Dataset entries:
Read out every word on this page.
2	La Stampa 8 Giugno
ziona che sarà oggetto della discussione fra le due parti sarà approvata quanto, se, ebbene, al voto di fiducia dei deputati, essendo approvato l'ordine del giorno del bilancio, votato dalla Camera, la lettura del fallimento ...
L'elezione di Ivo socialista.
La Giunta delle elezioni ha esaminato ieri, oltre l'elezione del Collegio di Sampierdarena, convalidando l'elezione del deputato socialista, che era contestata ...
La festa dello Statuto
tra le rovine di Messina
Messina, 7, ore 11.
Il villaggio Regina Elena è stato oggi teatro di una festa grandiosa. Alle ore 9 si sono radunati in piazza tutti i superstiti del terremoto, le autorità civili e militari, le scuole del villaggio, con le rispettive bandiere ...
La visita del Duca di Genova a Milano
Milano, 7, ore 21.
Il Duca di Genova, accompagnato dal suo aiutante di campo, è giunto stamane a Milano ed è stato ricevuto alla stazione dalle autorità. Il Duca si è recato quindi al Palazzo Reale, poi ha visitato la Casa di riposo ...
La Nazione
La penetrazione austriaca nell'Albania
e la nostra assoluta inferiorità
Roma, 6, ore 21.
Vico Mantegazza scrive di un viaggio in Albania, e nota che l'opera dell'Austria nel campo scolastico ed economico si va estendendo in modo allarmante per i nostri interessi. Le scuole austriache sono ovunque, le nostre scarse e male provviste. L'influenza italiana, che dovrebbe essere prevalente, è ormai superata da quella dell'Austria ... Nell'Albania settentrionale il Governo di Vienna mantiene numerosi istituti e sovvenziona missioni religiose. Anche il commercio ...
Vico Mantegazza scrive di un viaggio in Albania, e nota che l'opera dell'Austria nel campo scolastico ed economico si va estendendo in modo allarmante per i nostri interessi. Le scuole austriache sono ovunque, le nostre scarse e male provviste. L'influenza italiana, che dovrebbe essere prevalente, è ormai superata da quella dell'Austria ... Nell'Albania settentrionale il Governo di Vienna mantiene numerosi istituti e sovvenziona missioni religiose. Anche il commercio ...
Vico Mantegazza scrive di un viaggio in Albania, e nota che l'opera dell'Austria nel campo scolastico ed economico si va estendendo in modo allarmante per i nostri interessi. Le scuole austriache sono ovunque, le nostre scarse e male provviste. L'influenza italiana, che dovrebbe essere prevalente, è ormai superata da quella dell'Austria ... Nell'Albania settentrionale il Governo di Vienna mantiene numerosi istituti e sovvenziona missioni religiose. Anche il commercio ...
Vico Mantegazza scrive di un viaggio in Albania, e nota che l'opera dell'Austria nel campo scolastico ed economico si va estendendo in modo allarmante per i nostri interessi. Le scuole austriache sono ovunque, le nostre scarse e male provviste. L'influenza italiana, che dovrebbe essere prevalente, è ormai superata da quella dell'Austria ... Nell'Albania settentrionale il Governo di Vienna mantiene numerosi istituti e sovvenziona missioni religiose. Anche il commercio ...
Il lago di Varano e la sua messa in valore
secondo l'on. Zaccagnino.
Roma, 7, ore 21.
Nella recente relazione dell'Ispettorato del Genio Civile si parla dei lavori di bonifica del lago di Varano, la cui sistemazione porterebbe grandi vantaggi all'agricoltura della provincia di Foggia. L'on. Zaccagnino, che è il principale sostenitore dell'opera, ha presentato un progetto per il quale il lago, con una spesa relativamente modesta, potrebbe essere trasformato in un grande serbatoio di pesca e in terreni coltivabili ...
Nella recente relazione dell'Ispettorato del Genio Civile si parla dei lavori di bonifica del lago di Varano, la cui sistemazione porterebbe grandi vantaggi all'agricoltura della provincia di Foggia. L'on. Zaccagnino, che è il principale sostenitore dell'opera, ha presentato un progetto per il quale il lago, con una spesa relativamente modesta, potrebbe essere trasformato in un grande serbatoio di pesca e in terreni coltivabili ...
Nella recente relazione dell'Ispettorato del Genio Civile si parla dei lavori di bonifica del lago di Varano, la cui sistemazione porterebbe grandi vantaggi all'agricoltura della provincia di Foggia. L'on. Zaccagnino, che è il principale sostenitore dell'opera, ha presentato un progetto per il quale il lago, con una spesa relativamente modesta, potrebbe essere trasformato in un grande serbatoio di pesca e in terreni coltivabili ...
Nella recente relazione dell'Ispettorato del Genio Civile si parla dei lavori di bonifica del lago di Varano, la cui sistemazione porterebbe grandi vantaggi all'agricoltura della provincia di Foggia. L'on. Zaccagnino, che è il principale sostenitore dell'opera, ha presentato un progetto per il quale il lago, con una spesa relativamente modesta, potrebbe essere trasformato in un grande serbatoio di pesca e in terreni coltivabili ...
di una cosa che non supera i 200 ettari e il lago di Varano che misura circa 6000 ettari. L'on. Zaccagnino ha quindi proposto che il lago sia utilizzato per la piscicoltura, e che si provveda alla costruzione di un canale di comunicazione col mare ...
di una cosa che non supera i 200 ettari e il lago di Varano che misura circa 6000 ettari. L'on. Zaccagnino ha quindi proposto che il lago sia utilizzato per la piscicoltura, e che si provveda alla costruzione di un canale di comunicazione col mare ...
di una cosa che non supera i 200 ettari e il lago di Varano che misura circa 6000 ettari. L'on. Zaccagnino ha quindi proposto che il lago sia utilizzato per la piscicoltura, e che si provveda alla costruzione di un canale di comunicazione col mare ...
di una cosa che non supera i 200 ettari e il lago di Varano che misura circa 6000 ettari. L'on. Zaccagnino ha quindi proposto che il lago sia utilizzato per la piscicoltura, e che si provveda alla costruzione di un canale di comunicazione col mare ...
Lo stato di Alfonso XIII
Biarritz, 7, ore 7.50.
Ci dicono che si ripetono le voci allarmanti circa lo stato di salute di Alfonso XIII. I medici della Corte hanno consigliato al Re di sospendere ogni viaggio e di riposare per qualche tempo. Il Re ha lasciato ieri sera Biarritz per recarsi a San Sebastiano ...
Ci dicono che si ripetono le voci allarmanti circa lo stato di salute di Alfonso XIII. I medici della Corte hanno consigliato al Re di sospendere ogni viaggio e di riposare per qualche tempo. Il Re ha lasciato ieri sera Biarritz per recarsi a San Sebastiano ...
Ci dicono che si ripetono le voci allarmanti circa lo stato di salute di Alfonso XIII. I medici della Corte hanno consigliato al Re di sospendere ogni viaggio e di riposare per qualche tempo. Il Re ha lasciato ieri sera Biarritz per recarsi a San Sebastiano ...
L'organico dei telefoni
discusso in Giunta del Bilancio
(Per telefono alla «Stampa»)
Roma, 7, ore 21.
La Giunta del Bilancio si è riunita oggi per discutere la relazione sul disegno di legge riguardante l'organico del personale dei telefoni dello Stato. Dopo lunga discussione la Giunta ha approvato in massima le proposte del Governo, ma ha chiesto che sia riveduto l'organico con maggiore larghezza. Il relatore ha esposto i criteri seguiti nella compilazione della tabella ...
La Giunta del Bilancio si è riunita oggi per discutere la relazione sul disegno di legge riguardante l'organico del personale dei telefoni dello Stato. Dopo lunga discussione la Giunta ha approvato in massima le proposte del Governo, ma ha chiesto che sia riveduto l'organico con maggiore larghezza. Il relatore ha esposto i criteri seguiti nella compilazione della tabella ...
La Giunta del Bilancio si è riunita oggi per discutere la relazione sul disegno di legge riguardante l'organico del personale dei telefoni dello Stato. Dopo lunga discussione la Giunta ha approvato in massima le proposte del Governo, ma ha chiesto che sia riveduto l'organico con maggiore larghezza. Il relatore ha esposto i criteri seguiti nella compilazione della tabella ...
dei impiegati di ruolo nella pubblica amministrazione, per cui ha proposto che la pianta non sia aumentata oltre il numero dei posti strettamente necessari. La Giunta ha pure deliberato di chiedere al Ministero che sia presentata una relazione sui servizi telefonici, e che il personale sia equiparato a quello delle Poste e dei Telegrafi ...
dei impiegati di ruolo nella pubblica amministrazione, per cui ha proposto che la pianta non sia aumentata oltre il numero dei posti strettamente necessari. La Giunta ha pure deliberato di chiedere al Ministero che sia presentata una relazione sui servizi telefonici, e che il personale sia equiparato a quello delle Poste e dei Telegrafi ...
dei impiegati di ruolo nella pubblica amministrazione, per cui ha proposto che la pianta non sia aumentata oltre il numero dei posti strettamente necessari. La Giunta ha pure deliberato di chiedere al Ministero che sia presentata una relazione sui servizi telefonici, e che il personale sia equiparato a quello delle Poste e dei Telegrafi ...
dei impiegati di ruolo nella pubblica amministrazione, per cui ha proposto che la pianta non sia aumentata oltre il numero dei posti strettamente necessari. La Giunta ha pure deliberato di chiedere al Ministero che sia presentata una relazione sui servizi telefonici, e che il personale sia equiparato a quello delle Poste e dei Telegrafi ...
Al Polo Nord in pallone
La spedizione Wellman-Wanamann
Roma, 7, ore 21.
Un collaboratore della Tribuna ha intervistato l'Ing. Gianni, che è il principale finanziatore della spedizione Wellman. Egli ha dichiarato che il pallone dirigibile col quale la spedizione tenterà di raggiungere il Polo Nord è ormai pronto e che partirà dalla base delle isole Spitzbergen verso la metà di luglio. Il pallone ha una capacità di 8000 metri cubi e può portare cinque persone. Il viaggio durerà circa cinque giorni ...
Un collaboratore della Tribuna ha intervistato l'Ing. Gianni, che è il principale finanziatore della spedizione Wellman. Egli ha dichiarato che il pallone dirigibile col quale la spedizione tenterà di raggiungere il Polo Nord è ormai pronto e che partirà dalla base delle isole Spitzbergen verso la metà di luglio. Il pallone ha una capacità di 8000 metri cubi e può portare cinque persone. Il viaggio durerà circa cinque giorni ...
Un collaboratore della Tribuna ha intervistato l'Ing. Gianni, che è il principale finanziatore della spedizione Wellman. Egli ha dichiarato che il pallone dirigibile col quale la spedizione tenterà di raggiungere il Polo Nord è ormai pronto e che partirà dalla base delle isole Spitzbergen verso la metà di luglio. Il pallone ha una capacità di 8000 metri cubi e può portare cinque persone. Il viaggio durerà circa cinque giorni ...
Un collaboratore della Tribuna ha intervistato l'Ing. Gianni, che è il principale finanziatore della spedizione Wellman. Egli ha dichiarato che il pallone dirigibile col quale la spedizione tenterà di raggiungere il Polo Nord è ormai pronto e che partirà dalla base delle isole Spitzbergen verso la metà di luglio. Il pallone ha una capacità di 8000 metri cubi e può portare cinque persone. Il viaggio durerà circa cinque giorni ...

==

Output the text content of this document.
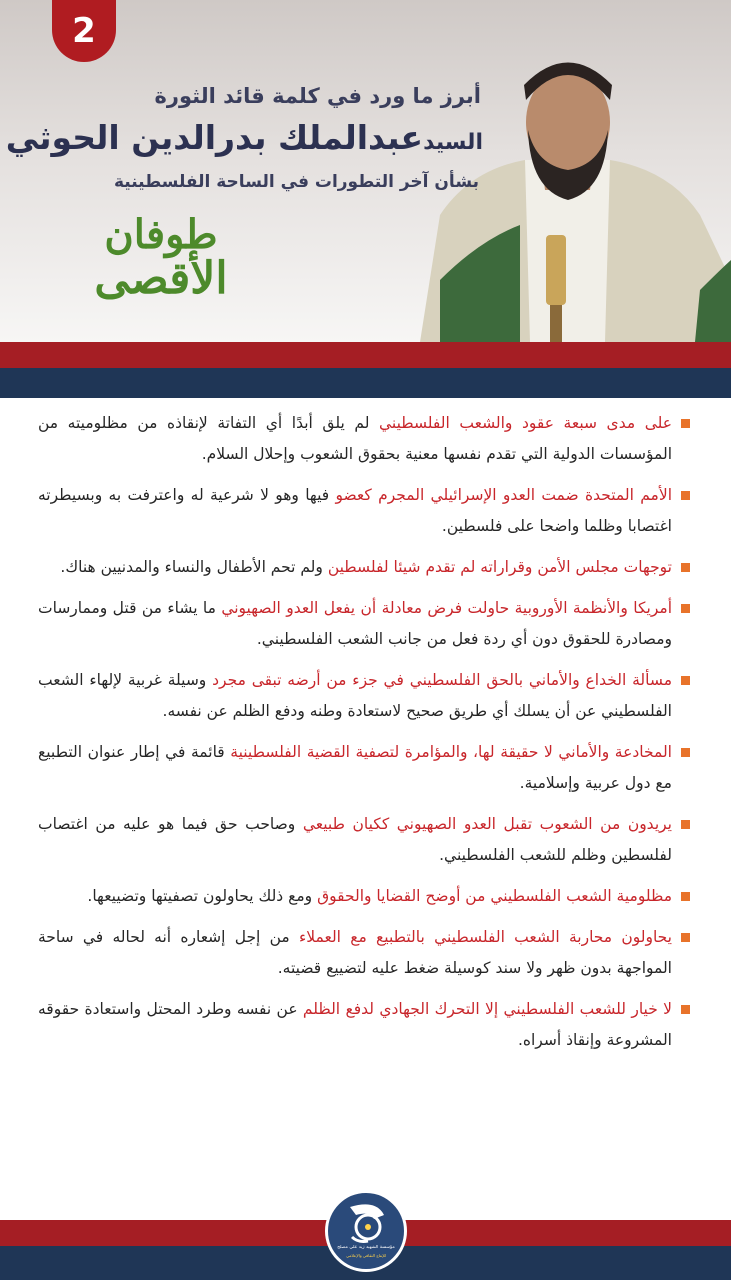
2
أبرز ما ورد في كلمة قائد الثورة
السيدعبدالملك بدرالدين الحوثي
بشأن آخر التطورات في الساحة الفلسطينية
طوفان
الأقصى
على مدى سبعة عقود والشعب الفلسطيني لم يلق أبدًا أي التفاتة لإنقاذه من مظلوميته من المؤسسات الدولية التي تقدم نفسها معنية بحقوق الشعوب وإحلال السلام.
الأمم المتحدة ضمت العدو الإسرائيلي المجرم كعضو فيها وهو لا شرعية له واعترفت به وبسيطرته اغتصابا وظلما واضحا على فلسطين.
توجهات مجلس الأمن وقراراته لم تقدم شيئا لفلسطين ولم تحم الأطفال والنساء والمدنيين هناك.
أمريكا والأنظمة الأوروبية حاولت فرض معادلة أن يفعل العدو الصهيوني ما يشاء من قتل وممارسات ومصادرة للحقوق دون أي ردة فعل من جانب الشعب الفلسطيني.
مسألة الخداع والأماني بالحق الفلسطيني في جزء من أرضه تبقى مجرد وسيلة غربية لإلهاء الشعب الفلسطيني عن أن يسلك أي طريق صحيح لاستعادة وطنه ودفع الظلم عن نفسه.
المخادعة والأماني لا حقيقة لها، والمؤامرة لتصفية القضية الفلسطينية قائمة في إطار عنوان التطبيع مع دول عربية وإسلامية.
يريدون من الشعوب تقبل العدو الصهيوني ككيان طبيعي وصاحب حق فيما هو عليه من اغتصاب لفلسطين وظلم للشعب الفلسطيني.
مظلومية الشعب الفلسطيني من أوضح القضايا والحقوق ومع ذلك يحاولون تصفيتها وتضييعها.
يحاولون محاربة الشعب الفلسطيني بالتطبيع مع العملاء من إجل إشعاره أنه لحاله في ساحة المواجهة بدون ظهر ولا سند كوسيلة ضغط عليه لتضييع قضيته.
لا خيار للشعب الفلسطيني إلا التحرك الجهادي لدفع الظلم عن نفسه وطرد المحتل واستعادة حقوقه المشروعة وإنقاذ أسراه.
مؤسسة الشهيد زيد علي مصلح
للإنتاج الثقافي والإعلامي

## Required task
Search the data above for the word "autorità", then gather each line in which it appears.

## Correct answer
Il villaggio Regina Elena è stato oggi teatro di una festa grandiosa. Alle ore 9 si sono radunati in piazza tutti i superstiti del terremoto, le autorità civili e militari, le scuole del villaggio, con le rispettive bandiere ...
Il Duca di Genova, accompagnato dal suo aiutante di campo, è giunto stamane a Milano ed è stato ricevuto alla stazione dalle autorità. Il Duca si è recato quindi al Palazzo Reale, poi ha visitato la Casa di riposo ...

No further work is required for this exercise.